> **Data for this task**:
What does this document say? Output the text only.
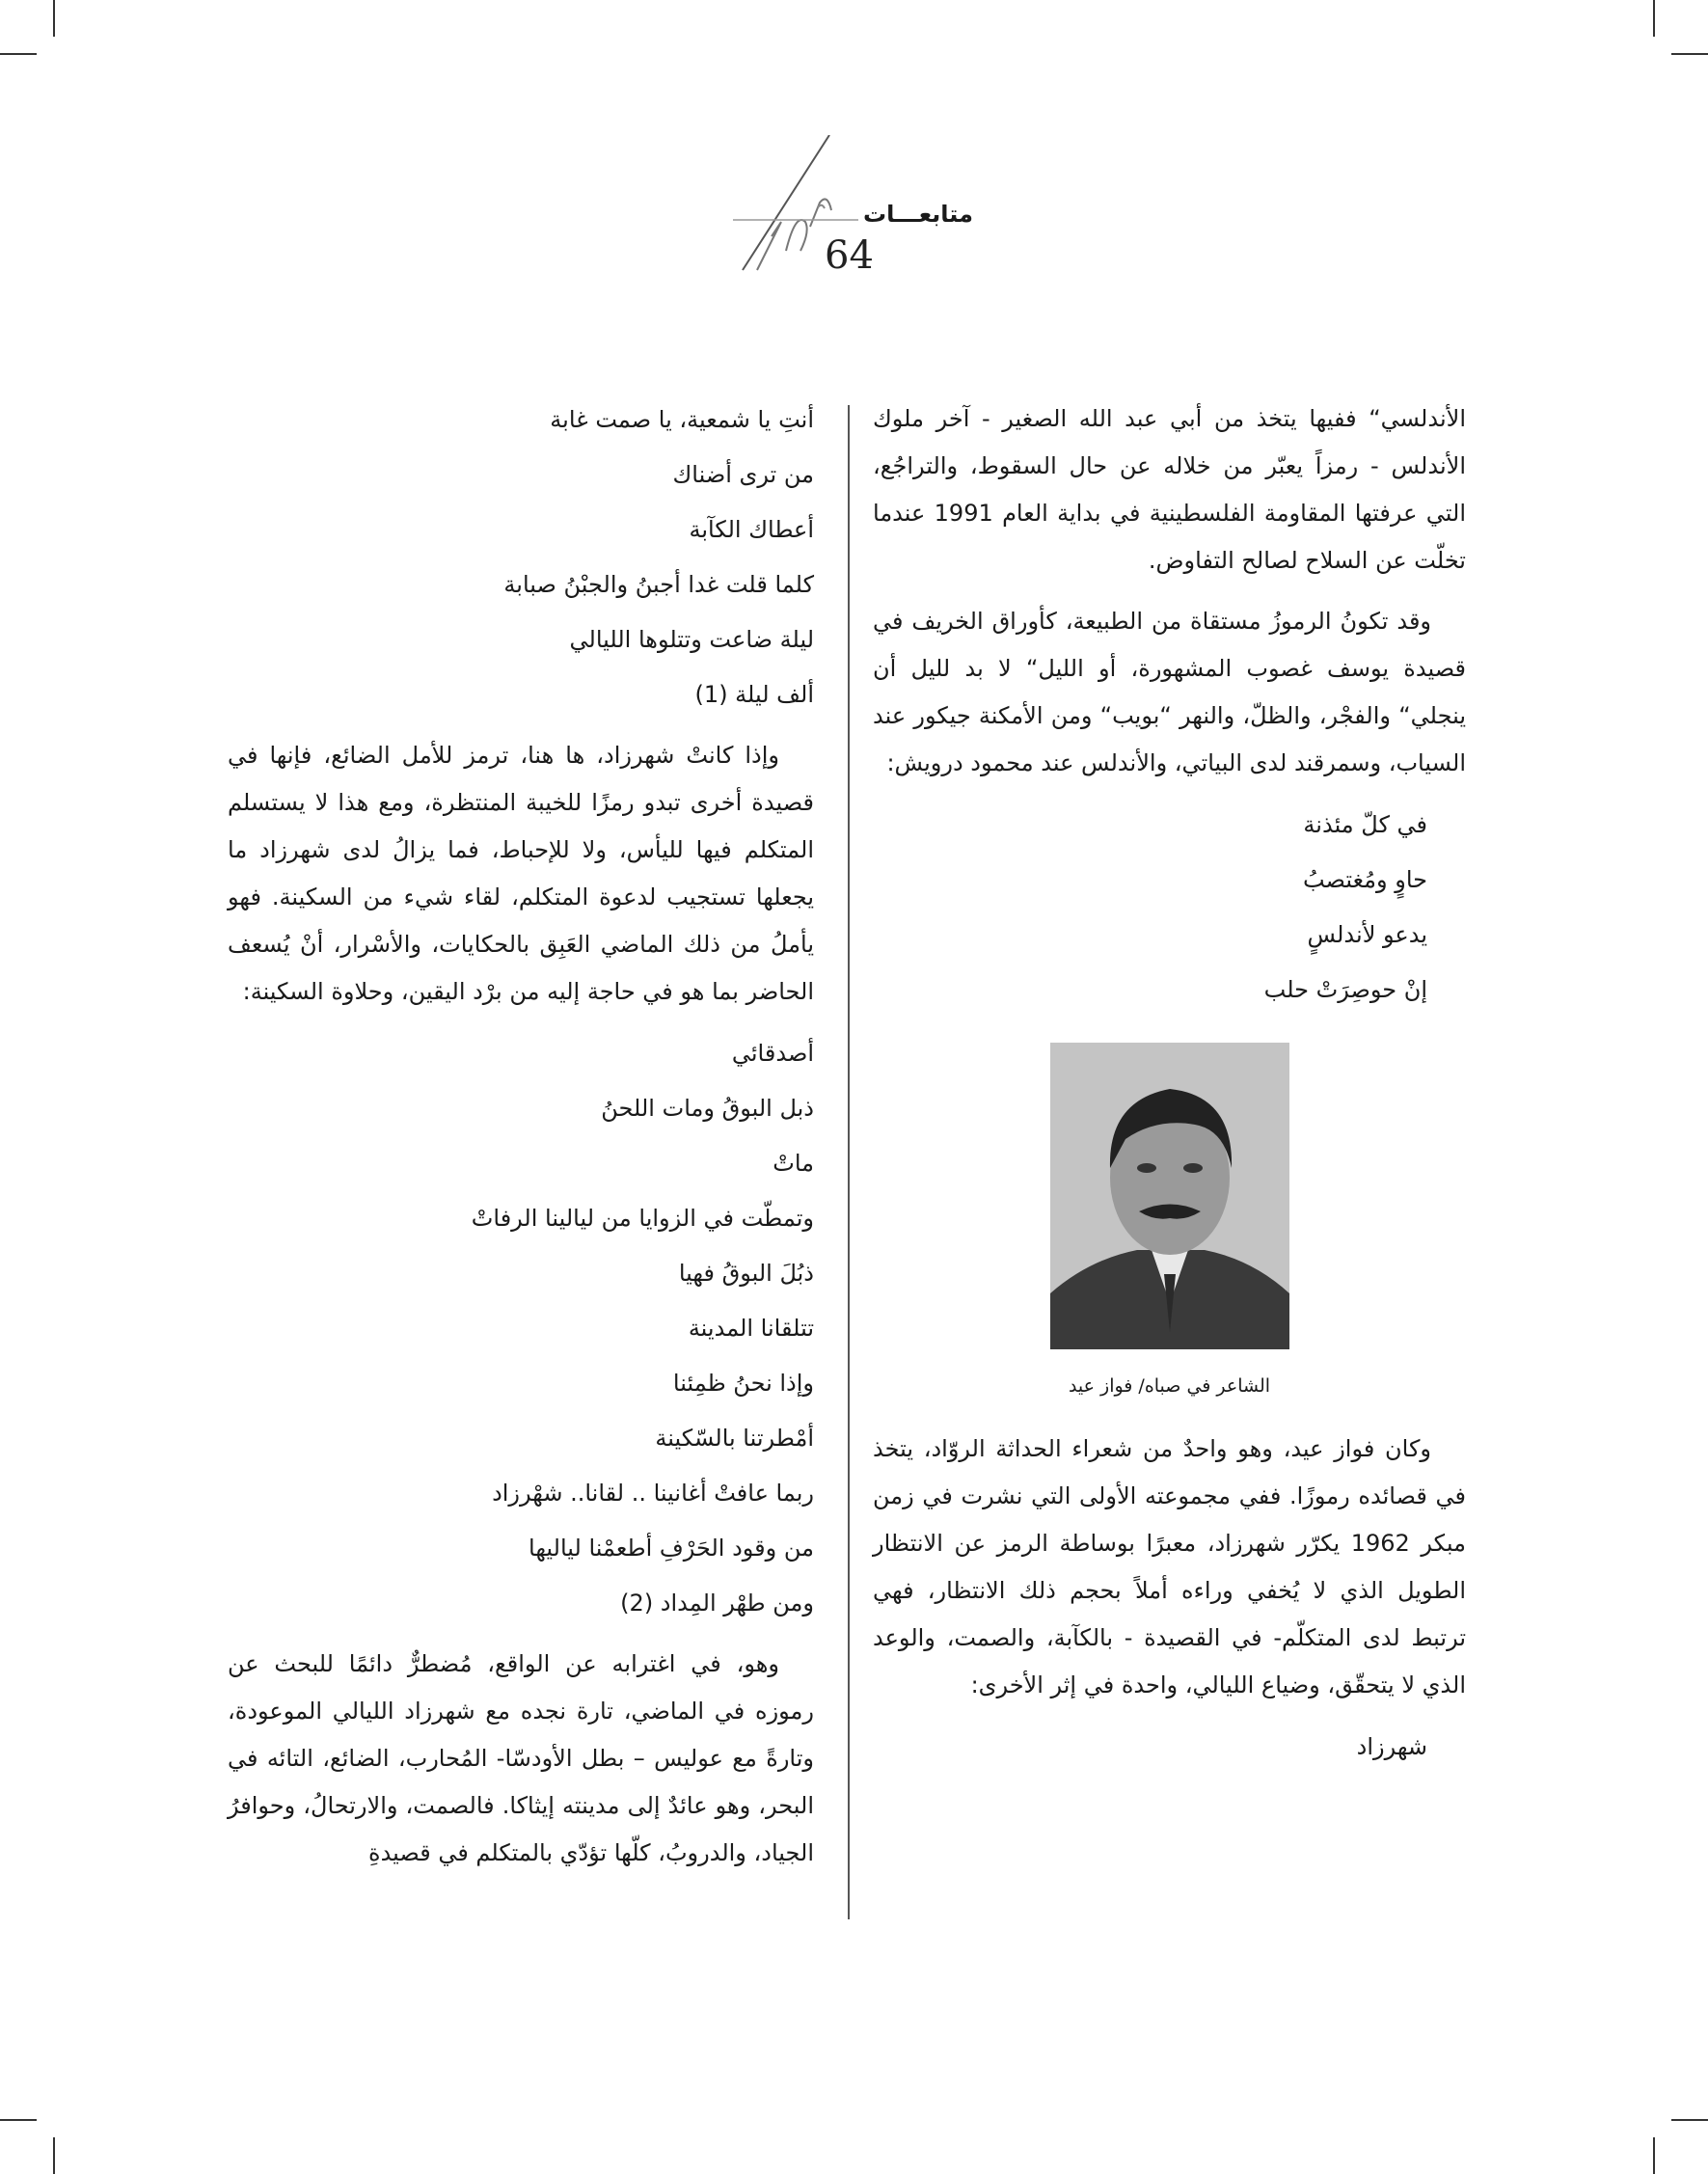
متابعـــات
64

الأندلسي“ ففيها يتخذ من أبي عبد الله الصغير - آخر ملوك الأندلس - رمزاً يعبّر من خلاله عن حال السقوط، والتراجُع، التي عرفتها المقاومة الفلسطينية في بداية العام 1991 عندما تخلّت عن السلاح لصالح التفاوض.

وقد تكونُ الرموزُ مستقاة من الطبيعة، كأوراق الخريف في قصيدة يوسف غصوب المشهورة، أو الليل“ لا بد لليل أن ينجلي“ والفجْر، والظلّ، والنهر “بويب“ ومن الأمكنة جيكور عند السياب، وسمرقند لدى البياتي، والأندلس عند محمود درويش:

في كلّ مئذنة
حاوٍ ومُغتصبُ
يدعو لأندلسٍ
إنْ حوصِرَتْ حلب
الشاعر في صباه/ فواز عيد

وكان فواز عيد، وهو واحدٌ من شعراء الحداثة الروّاد، يتخذ في قصائده رموزًا. ففي مجموعته الأولى التي نشرت في زمن مبكر 1962 يكرّر شهرزاد، معبرًا بوساطة الرمز عن الانتظار الطويل الذي لا يُخفي وراءه أملاً بحجم ذلك الانتظار، فهي ترتبط لدى المتكلّم- في القصيدة - بالكآبة، والصمت، والوعد الذي لا يتحقّق، وضياع الليالي، واحدة في إثر الأخرى:

شهرزاد
أنتِ يا شمعية، يا صمت غابة
من ترى أضناك
أعطاك الكآبة
كلما قلت غدا أجبنُ والجبْنُ صبابة
ليلة ضاعت وتتلوها الليالي
ألف ليلة (1)

وإذا كانتْ شهرزاد، ها هنا، ترمز للأمل الضائع، فإنها في قصيدة أخرى تبدو رمزًا للخيبة المنتظرة، ومع هذا لا يستسلم المتكلم فيها لليأس، ولا للإحباط، فما يزالُ لدى شهرزاد ما يجعلها تستجيب لدعوة المتكلم، لقاء شيء من السكينة. فهو يأملُ من ذلك الماضي العَبِق بالحكايات، والأسْرار، أنْ يُسعف الحاضر بما هو في حاجة إليه من برْد اليقين، وحلاوة السكينة:

أصدقائي
ذبل البوقُ ومات اللحنُ
ماتْ
وتمطّت في الزوايا من ليالينا الرفاتْ
ذبُلَ البوقُ فهيا
تتلقانا المدينة
وإذا نحنُ ظمِئنا
أمْطرتنا بالسّكينة
ربما عافتْ أغانينا .. لقانا.. شهْرزاد
من وقود الحَرْفِ أطعمْنا لياليها
ومن طهْر المِداد (2)

وهو، في اغترابه عن الواقع، مُضطرٌّ دائمًا للبحث عن رموزه في الماضي، تارة نجده مع شهرزاد الليالي الموعودة، وتارةً مع عوليس – بطل الأودسّا- المُحارب، الضائع، التائه في البحر، وهو عائدٌ إلى مدينته إيثاكا. فالصمت، والارتحالُ، وحوافرُ الجياد، والدروبُ، كلّها تؤدّي بالمتكلم في قصيدةِ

> **What the task asks**:
In the entries above, identify each line that includes the string "وإذا", then copy it.

> **Exercise response**:
وإذا كانتْ شهرزاد، ها هنا، ترمز للأمل الضائع، فإنها في قصيدة أخرى تبدو رمزًا للخيبة المنتظرة، ومع هذا لا يستسلم المتكلم فيها لليأس، ولا للإحباط، فما يزالُ لدى شهرزاد ما يجعلها تستجيب لدعوة المتكلم، لقاء شيء من السكينة. فهو يأملُ من ذلك الماضي العَبِق بالحكايات، والأسْرار، أنْ يُسعف الحاضر بما هو في حاجة إليه من برْد اليقين، وحلاوة السكينة:
وإذا نحنُ ظمِئنا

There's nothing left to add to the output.